__Instructions for the task__. Copy every line of the records below that holds the word "MSDH".

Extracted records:

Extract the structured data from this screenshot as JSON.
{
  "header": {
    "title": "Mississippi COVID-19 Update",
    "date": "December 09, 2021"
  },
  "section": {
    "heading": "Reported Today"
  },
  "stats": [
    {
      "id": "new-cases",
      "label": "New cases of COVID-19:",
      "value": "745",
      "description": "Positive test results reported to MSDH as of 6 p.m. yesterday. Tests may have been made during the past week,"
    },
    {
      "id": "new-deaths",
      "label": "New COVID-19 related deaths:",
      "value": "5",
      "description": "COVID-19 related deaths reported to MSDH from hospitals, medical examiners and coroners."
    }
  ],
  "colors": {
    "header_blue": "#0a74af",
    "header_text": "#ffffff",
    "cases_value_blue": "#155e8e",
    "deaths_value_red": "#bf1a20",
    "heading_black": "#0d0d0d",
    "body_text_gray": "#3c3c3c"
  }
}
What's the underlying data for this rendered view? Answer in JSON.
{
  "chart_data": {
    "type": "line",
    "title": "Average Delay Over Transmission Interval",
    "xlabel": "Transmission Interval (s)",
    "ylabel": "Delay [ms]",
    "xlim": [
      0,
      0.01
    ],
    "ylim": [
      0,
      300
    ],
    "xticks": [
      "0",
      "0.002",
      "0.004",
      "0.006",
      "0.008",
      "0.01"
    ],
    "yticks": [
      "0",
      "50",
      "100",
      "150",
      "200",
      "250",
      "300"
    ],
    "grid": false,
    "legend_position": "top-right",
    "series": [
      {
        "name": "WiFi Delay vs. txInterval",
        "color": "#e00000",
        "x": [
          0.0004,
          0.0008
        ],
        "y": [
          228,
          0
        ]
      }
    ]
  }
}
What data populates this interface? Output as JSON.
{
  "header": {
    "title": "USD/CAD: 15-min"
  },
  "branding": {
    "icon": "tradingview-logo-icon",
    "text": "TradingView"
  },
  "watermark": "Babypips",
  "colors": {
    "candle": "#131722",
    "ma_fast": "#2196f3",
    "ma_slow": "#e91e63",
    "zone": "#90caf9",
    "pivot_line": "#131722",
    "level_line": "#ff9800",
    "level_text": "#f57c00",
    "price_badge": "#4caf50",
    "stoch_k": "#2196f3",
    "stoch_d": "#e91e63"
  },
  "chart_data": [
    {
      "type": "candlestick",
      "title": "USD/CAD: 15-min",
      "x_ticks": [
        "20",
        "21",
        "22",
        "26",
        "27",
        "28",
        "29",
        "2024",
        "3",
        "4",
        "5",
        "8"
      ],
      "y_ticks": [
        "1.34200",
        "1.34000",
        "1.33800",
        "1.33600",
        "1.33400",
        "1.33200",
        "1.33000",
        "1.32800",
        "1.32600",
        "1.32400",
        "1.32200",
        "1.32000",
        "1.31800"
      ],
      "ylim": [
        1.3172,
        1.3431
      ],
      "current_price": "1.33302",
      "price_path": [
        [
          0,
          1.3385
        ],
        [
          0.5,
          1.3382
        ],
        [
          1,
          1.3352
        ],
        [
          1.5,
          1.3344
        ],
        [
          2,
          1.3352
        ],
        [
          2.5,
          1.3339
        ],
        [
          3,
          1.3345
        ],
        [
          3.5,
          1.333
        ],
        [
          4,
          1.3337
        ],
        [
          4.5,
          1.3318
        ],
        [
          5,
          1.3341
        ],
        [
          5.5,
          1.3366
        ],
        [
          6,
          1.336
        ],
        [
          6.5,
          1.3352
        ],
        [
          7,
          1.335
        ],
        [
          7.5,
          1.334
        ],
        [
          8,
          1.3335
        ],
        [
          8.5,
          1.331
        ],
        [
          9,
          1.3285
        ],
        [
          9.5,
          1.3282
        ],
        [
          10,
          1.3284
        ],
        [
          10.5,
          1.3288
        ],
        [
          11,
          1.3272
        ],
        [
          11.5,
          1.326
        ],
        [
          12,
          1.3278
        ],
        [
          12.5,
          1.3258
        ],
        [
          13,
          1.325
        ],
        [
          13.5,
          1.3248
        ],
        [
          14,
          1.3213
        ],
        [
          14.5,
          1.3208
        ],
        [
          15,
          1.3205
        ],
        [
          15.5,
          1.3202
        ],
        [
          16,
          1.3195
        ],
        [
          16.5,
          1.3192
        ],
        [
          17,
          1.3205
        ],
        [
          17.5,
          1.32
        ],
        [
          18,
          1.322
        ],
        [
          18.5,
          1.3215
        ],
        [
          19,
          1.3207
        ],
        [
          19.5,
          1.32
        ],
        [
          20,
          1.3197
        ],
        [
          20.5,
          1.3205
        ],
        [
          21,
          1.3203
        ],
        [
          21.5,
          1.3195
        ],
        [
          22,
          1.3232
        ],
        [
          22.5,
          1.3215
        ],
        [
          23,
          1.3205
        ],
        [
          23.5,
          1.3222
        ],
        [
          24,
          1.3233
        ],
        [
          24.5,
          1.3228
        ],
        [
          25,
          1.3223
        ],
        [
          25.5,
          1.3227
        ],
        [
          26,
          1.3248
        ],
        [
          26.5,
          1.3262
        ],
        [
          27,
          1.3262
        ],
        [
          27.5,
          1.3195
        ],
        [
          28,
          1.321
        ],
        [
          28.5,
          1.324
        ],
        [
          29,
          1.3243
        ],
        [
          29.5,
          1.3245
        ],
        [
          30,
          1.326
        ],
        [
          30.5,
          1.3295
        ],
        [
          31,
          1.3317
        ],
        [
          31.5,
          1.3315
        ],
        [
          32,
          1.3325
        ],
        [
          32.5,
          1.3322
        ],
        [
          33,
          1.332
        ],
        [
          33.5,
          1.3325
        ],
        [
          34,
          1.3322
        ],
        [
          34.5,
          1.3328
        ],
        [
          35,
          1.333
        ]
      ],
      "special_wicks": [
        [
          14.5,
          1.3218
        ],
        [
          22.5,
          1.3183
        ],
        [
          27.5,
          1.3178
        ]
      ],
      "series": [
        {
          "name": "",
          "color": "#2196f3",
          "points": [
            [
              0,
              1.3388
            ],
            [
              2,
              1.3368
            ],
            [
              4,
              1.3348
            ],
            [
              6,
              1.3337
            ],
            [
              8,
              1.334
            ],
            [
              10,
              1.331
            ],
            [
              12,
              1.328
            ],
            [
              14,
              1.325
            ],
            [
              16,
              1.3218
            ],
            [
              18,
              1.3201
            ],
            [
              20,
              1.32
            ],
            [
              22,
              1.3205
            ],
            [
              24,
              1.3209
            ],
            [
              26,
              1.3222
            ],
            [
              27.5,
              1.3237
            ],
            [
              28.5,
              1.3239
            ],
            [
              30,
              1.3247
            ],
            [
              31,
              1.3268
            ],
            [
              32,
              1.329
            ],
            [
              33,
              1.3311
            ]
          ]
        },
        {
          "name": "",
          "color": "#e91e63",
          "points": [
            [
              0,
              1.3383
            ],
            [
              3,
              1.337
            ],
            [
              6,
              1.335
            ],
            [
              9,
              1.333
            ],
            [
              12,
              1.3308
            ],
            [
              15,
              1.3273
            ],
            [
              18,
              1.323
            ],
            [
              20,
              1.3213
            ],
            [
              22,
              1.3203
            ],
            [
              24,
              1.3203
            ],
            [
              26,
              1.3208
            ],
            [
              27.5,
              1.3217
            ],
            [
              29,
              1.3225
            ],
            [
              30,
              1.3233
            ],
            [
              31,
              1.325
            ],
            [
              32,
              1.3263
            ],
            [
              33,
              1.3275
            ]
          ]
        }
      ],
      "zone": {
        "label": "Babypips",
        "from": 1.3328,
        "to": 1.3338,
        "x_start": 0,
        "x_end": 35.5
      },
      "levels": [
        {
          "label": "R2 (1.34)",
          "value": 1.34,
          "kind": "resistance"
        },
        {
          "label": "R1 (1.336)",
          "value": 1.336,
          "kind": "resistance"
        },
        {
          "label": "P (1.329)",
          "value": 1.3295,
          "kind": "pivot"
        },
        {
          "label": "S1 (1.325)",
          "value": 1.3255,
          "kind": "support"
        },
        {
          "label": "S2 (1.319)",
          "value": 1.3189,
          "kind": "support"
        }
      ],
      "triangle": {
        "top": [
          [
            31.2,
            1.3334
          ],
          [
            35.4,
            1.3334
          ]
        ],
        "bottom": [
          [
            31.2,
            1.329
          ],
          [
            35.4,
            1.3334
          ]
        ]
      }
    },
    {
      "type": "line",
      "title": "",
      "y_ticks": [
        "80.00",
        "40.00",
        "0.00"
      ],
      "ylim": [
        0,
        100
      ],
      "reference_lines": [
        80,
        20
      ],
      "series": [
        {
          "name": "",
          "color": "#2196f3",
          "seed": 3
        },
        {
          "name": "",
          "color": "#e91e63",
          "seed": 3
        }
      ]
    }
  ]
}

__Completed exercise__.
      "description": "Positive test results reported to MSDH as of 6 p.m. yesterday. Tests may have been made during the past week,"
      "description": "COVID-19 related deaths reported to MSDH from hospitals, medical examiners and coroners."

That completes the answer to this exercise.